Collected data
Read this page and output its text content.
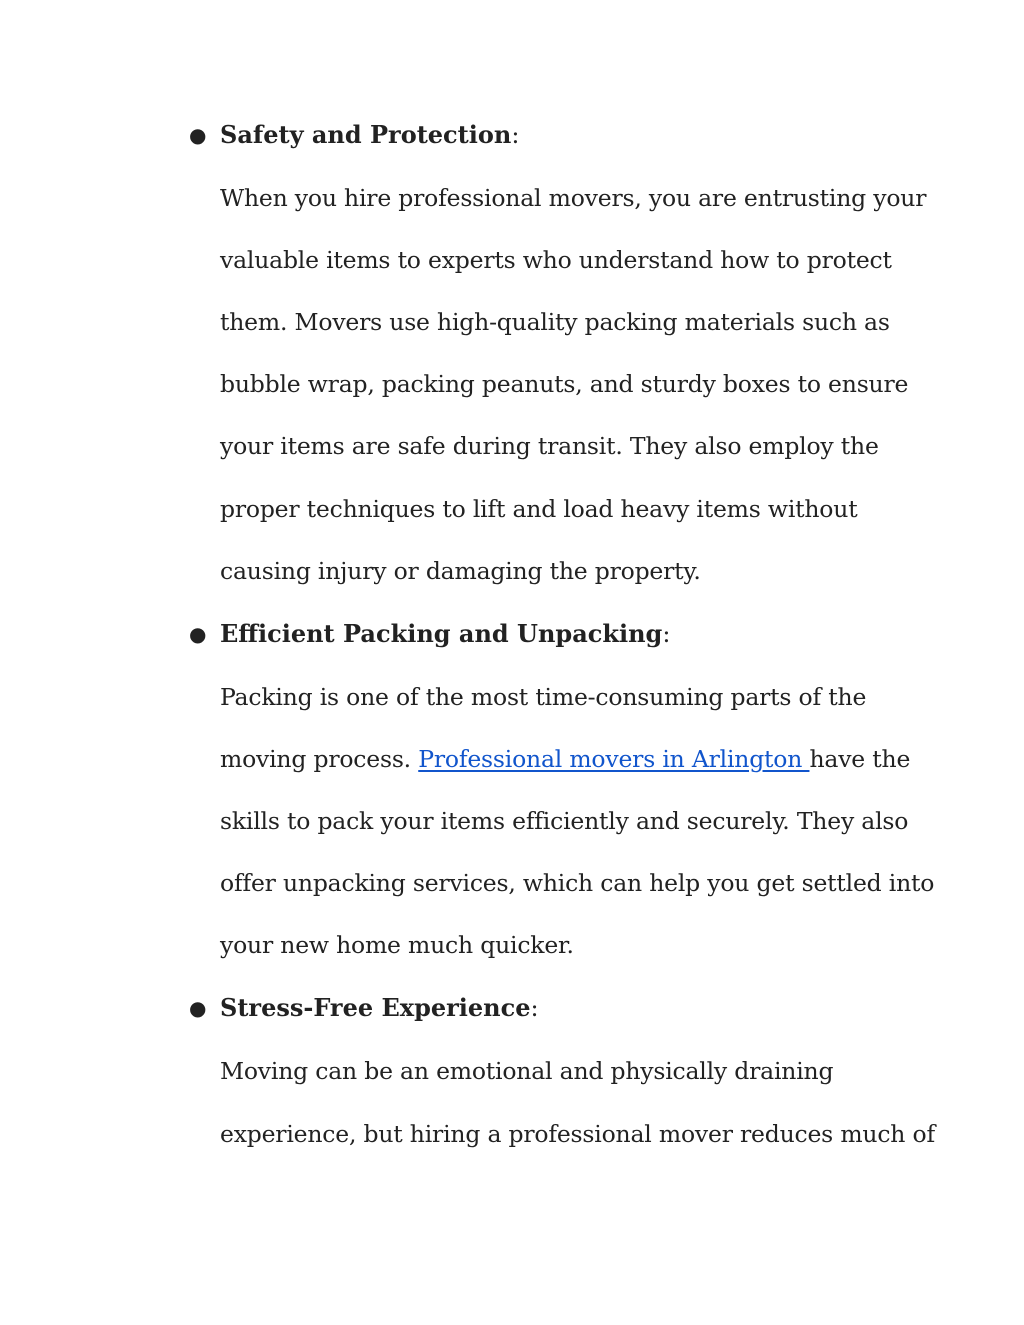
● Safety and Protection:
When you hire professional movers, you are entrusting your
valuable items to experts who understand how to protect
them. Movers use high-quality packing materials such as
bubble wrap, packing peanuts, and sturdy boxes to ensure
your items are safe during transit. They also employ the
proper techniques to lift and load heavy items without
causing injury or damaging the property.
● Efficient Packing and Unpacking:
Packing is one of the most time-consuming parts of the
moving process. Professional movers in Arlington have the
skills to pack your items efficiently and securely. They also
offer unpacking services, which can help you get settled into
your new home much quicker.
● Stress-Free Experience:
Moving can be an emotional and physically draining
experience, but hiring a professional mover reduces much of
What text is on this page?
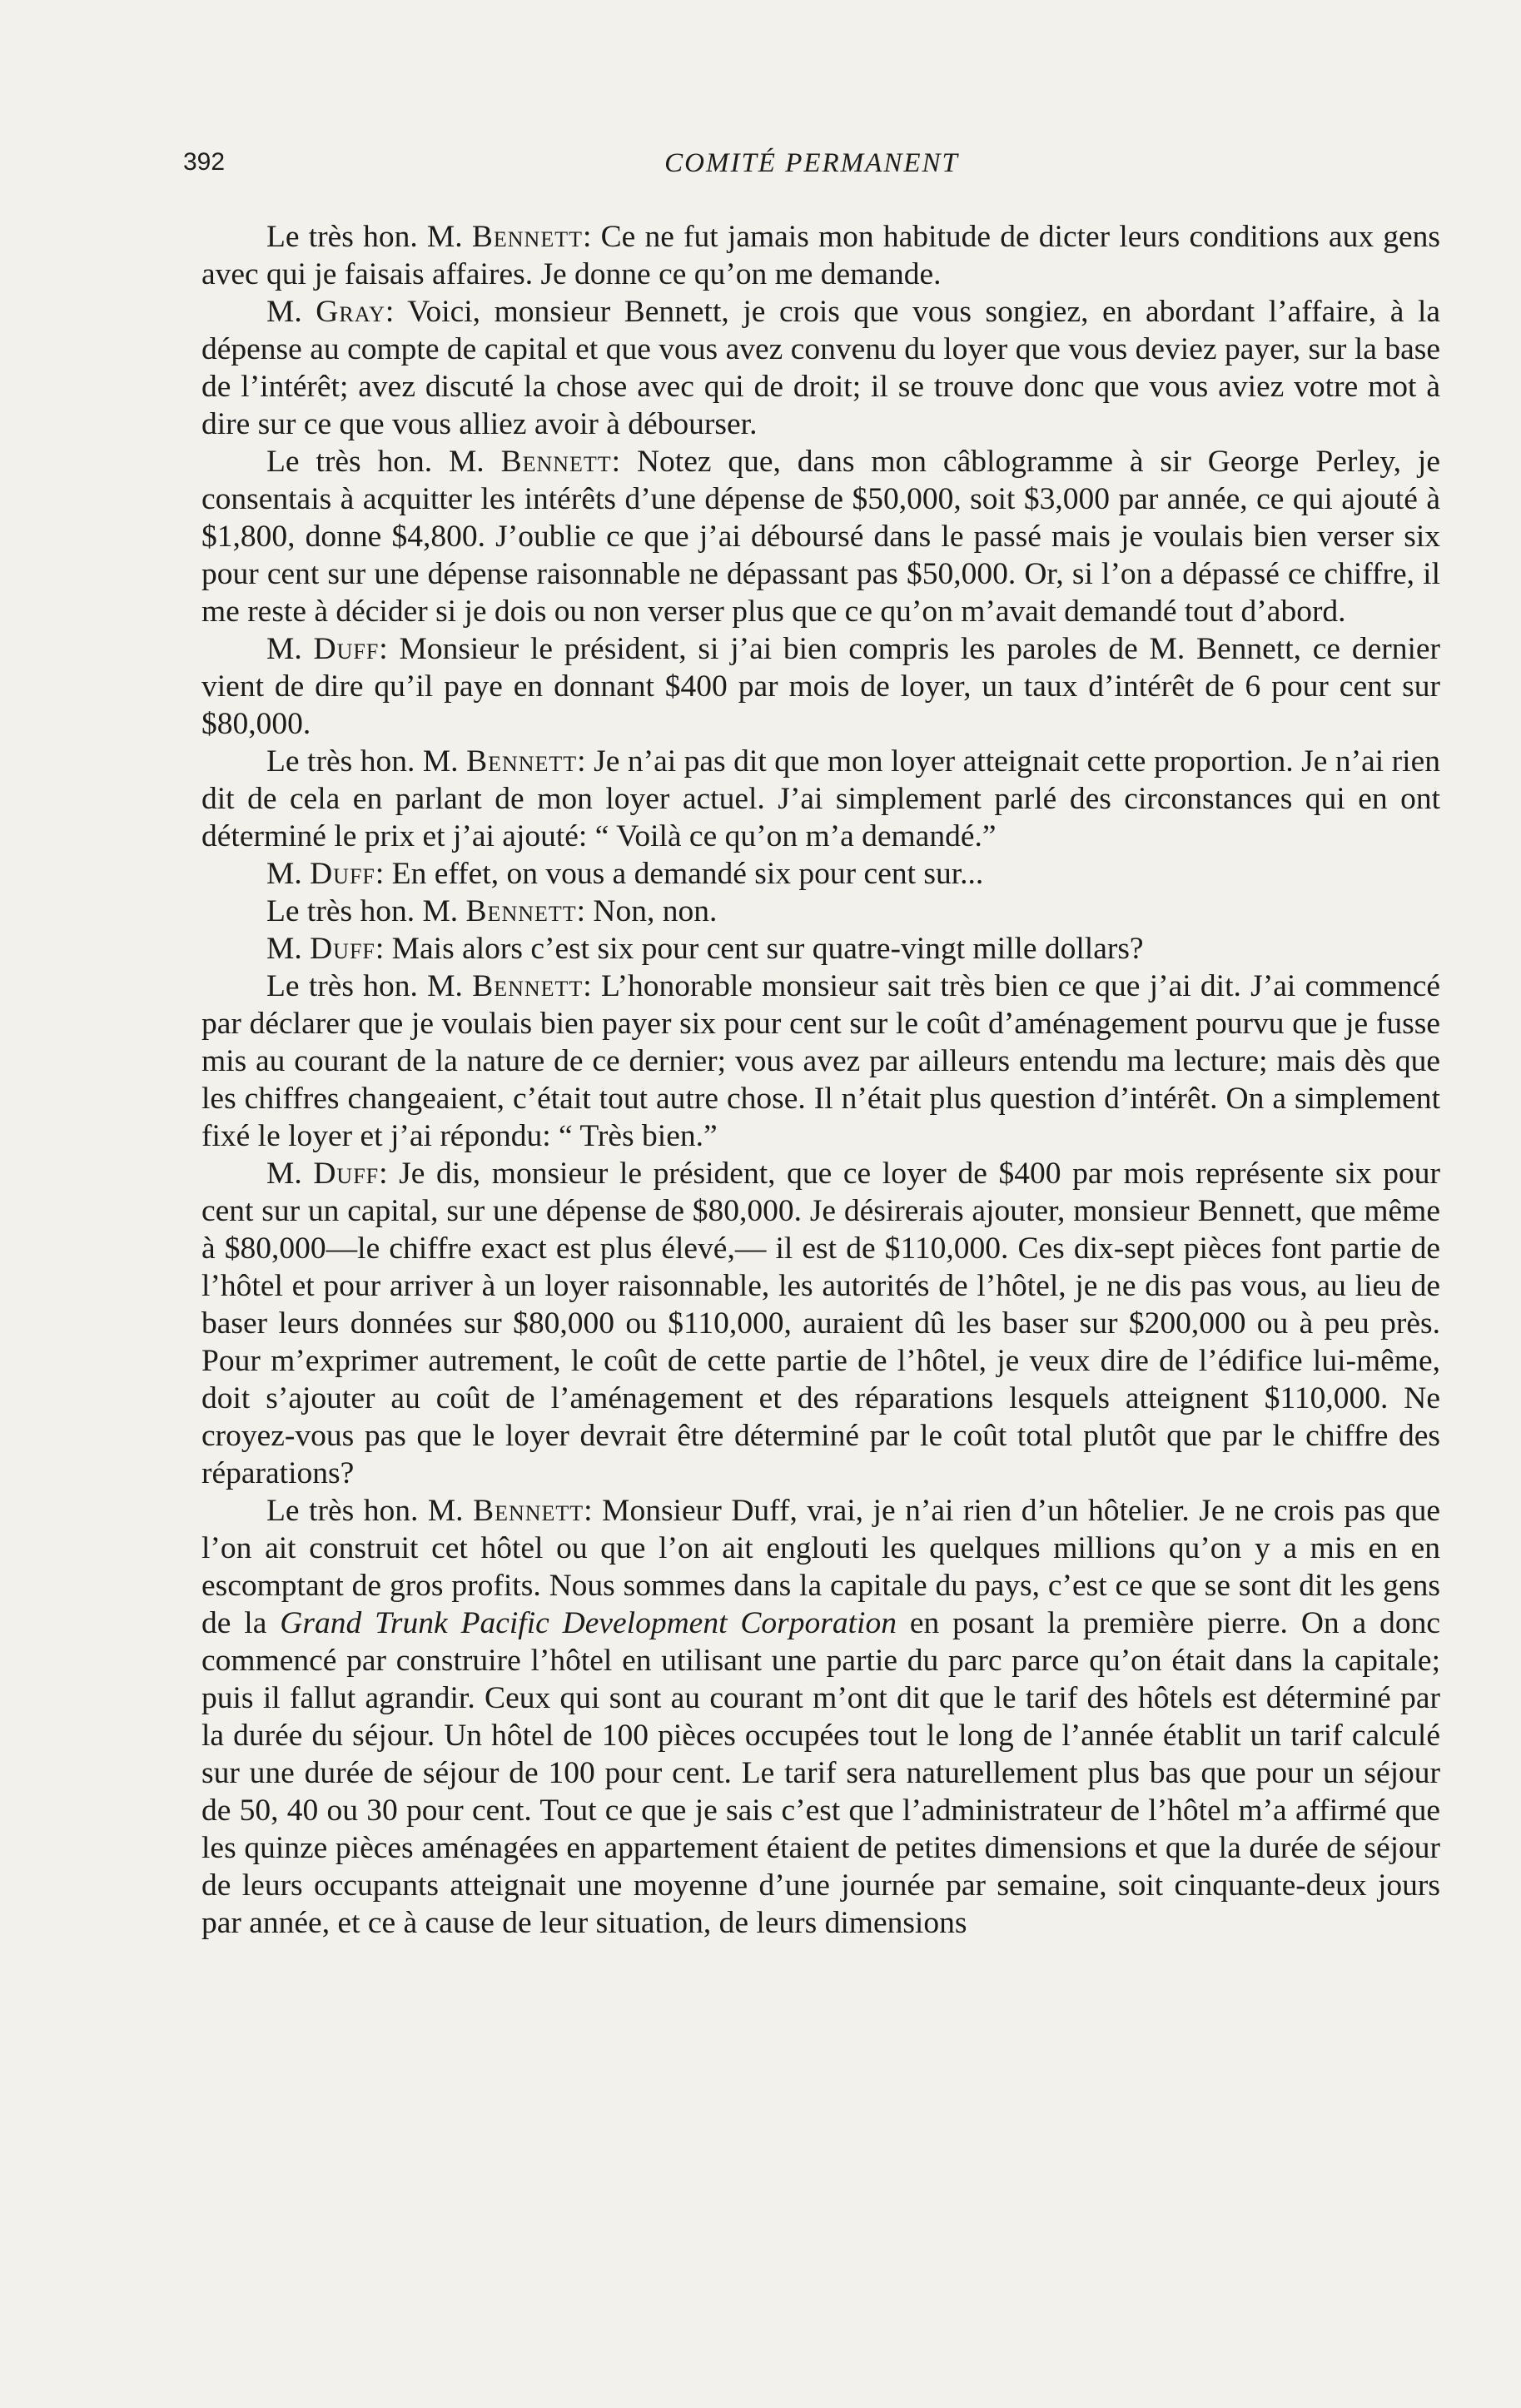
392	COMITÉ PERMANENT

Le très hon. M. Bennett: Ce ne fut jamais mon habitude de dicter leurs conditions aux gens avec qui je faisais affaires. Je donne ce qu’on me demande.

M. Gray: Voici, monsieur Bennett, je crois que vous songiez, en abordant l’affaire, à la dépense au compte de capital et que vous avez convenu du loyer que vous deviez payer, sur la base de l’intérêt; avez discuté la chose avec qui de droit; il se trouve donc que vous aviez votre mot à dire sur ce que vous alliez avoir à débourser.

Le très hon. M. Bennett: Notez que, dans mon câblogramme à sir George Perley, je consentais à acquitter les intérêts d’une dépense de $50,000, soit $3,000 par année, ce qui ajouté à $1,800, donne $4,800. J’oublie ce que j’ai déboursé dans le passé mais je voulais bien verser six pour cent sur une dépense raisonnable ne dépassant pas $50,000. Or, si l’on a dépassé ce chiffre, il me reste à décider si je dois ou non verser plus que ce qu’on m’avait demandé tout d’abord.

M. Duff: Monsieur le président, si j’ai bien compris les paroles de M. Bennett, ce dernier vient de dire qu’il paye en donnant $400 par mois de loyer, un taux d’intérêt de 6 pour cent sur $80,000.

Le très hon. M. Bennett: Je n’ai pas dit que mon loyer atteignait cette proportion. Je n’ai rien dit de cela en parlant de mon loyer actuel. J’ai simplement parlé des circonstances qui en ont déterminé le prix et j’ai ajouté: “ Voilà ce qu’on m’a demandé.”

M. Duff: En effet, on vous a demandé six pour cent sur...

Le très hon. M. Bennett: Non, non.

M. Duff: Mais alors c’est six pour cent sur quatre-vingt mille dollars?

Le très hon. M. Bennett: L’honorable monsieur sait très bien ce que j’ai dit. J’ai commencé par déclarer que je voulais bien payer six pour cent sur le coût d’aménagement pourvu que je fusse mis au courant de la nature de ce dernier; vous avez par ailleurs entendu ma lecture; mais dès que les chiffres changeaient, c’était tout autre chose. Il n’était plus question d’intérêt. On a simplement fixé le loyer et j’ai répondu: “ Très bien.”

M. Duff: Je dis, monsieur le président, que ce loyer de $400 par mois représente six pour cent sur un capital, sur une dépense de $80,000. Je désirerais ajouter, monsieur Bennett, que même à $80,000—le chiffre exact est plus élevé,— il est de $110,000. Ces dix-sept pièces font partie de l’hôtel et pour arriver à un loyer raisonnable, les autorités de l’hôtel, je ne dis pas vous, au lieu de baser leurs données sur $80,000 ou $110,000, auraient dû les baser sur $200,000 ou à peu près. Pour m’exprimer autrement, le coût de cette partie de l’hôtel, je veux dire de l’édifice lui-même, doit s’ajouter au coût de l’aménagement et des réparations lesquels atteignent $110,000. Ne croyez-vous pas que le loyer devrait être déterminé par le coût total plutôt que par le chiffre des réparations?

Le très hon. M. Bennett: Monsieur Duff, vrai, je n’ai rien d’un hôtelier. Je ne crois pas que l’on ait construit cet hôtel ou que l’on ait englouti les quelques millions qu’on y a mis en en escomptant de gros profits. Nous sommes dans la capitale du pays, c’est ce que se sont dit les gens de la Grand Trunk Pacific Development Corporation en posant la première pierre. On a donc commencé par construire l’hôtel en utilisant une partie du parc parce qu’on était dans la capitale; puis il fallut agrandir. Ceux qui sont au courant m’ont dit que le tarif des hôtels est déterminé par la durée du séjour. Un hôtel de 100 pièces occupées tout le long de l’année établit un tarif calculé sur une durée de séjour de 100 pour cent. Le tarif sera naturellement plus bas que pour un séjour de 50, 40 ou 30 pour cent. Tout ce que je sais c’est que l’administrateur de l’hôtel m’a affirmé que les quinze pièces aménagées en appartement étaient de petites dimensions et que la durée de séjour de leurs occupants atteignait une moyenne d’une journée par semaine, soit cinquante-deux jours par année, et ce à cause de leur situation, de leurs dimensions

## THE TASK
What is the number of lines above that contain the string "partie"? Answer with the number alone.

## CORRECT RESPONSE
2